Your answer should be a single number: the count of lines that include "المسند".

Collected data:
↓
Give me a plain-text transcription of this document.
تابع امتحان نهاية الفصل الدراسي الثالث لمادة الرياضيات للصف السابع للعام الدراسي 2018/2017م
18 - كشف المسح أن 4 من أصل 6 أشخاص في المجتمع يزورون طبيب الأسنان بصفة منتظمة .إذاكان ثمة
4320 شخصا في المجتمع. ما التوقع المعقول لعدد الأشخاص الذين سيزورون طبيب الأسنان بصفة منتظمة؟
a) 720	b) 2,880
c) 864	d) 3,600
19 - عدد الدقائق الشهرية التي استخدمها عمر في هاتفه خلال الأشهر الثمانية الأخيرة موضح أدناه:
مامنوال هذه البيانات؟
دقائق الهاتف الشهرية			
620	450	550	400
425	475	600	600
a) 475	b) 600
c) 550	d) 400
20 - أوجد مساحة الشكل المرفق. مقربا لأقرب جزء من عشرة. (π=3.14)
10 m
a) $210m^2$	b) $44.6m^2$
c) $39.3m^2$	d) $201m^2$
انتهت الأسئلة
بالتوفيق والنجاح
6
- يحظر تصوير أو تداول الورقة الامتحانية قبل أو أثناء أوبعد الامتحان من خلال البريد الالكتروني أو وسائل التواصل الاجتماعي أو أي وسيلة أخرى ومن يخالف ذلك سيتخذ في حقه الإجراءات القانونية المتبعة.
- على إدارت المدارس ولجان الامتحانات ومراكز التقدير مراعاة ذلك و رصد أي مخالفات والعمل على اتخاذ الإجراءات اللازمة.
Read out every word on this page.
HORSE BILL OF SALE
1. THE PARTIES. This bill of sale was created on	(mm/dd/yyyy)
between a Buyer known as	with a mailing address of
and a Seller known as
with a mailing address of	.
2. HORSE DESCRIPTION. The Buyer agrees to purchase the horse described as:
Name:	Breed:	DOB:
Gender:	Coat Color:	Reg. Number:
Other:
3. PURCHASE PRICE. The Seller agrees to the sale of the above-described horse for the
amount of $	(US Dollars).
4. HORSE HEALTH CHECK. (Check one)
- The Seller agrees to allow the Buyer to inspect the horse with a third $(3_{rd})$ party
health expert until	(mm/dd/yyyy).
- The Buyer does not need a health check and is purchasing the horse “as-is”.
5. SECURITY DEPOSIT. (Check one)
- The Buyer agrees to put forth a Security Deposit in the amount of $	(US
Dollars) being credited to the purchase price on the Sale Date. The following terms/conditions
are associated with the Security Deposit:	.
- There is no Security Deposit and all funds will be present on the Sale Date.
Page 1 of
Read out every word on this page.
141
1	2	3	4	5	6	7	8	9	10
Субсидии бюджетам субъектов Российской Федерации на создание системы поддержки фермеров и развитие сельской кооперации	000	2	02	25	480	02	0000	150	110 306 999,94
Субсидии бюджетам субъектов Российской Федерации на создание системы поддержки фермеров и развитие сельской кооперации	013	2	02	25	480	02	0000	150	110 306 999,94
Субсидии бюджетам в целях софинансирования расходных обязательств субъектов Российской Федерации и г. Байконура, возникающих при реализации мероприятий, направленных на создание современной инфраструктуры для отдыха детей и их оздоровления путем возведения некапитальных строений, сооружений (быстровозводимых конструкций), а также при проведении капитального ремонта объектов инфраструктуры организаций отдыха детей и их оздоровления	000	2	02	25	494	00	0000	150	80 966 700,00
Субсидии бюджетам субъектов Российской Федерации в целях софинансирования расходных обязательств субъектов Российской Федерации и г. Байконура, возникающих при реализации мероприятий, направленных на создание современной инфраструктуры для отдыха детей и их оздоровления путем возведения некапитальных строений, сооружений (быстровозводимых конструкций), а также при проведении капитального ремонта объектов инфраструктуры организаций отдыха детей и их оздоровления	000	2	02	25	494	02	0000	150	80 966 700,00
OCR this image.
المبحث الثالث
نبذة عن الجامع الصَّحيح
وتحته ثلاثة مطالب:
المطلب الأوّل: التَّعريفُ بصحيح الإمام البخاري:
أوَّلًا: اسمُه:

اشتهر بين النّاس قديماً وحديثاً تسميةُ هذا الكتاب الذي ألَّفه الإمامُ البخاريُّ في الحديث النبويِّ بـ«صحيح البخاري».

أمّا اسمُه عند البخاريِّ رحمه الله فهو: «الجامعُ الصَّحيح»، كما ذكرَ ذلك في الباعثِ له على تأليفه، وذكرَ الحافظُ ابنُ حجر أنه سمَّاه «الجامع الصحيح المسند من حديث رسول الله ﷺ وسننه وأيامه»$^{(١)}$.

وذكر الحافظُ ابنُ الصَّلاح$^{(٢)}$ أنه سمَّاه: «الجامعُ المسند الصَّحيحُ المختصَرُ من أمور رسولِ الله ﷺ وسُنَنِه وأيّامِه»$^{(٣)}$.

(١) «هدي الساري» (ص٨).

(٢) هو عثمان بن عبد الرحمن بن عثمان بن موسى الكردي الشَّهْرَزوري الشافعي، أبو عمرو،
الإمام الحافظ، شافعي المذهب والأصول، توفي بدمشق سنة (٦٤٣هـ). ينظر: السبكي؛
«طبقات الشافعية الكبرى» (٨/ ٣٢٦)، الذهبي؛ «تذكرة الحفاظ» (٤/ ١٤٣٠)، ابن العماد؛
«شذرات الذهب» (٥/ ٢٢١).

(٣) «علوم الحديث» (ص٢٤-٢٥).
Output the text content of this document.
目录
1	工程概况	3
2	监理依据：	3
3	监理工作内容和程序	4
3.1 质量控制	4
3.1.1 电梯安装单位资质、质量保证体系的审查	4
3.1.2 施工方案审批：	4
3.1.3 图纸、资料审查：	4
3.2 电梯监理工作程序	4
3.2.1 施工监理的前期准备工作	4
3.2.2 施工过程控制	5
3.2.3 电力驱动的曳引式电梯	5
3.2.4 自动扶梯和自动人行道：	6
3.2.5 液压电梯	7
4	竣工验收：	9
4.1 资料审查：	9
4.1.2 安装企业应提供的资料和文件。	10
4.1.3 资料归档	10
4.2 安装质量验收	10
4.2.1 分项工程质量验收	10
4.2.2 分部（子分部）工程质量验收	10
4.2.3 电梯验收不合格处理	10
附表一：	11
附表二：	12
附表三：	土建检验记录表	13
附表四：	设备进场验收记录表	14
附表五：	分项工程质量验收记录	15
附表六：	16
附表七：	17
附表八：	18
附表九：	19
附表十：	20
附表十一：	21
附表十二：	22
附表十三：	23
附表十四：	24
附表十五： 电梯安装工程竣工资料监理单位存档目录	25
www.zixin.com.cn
↑
RESULT → 2